Written instruction:
Retype all of the data. Every line must match exactly.

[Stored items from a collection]

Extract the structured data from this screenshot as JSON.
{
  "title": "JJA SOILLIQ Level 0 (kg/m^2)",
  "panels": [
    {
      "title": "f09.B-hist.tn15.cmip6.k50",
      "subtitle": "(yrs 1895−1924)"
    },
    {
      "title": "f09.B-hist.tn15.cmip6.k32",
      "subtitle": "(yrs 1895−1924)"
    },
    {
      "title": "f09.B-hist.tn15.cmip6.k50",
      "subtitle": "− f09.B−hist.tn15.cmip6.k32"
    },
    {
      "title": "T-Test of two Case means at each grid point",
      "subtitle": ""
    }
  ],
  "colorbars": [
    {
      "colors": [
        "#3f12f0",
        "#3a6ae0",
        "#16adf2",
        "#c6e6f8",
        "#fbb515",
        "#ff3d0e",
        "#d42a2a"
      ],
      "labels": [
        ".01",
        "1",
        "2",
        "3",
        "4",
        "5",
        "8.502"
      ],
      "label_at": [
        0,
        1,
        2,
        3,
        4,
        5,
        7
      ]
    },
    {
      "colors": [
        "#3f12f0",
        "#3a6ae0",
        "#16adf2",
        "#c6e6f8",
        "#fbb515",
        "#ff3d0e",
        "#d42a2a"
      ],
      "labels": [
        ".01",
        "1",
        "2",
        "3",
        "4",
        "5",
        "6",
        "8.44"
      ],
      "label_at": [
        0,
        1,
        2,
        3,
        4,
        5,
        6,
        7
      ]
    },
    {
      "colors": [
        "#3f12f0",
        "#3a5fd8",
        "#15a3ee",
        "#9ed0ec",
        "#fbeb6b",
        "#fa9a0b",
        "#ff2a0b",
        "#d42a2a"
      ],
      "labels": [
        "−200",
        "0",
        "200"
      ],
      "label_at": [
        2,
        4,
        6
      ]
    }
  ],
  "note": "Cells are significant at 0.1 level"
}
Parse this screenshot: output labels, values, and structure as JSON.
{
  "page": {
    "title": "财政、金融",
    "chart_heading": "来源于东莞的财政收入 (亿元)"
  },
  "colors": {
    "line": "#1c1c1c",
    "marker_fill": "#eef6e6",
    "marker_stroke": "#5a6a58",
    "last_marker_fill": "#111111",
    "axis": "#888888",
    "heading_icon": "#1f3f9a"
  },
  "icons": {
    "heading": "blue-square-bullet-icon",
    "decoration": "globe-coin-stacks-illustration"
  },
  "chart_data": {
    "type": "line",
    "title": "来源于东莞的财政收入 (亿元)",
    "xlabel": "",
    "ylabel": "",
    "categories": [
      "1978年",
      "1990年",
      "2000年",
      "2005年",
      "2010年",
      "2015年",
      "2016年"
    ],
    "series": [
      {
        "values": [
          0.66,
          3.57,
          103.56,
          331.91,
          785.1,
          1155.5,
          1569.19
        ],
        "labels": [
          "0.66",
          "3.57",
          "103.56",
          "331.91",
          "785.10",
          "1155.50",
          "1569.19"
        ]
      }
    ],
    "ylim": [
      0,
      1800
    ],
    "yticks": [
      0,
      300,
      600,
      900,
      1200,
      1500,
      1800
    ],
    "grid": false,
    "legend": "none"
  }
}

Correct answer:
Extract the structured data from this screenshot as JSON.
{
  "title": "JJA SOILLIQ Level 0 (kg/m^2)",
  "panels": [
    {
      "title": "f09.B-hist.tn15.cmip6.k50",
      "subtitle": "(yrs 1895−1924)"
    },
    {
      "title": "f09.B-hist.tn15.cmip6.k32",
      "subtitle": "(yrs 1895−1924)"
    },
    {
      "title": "f09.B-hist.tn15.cmip6.k50",
      "subtitle": "− f09.B−hist.tn15.cmip6.k32"
    },
    {
      "title": "T-Test of two Case means at each grid point",
      "subtitle": ""
    }
  ],
  "colorbars": [
    {
      "colors": [
        "#3f12f0",
        "#3a6ae0",
        "#16adf2",
        "#c6e6f8",
        "#fbb515",
        "#ff3d0e",
        "#d42a2a"
      ],
      "labels": [
        ".01",
        "1",
        "2",
        "3",
        "4",
        "5",
        "8.502"
      ],
      "label_at": [
        0,
        1,
        2,
        3,
        4,
        5,
        7
      ]
    },
    {
      "colors": [
        "#3f12f0",
        "#3a6ae0",
        "#16adf2",
        "#c6e6f8",
        "#fbb515",
        "#ff3d0e",
        "#d42a2a"
      ],
      "labels": [
        ".01",
        "1",
        "2",
        "3",
        "4",
        "5",
        "6",
        "8.44"
      ],
      "label_at": [
        0,
        1,
        2,
        3,
        4,
        5,
        6,
        7
      ]
    },
    {
      "colors": [
        "#3f12f0",
        "#3a5fd8",
        "#15a3ee",
        "#9ed0ec",
        "#fbeb6b",
        "#fa9a0b",
        "#ff2a0b",
        "#d42a2a"
      ],
      "labels": [
        "−200",
        "0",
        "200"
      ],
      "label_at": [
        2,
        4,
        6
      ]
    }
  ],
  "note": "Cells are significant at 0.1 level"
}
Parse this screenshot: output labels, values, and structure as JSON.
{
  "page": {
    "title": "财政、金融",
    "chart_heading": "来源于东莞的财政收入 (亿元)"
  },
  "colors": {
    "line": "#1c1c1c",
    "marker_fill": "#eef6e6",
    "marker_stroke": "#5a6a58",
    "last_marker_fill": "#111111",
    "axis": "#888888",
    "heading_icon": "#1f3f9a"
  },
  "icons": {
    "heading": "blue-square-bullet-icon",
    "decoration": "globe-coin-stacks-illustration"
  },
  "chart_data": {
    "type": "line",
    "title": "来源于东莞的财政收入 (亿元)",
    "xlabel": "",
    "ylabel": "",
    "categories": [
      "1978年",
      "1990年",
      "2000年",
      "2005年",
      "2010年",
      "2015年",
      "2016年"
    ],
    "series": [
      {
        "values": [
          0.66,
          3.57,
          103.56,
          331.91,
          785.1,
          1155.5,
          1569.19
        ],
        "labels": [
          "0.66",
          "3.57",
          "103.56",
          "331.91",
          "785.10",
          "1155.50",
          "1569.19"
        ]
      }
    ],
    "ylim": [
      0,
      1800
    ],
    "yticks": [
      0,
      300,
      600,
      900,
      1200,
      1500,
      1800
    ],
    "grid": false,
    "legend": "none"
  }
}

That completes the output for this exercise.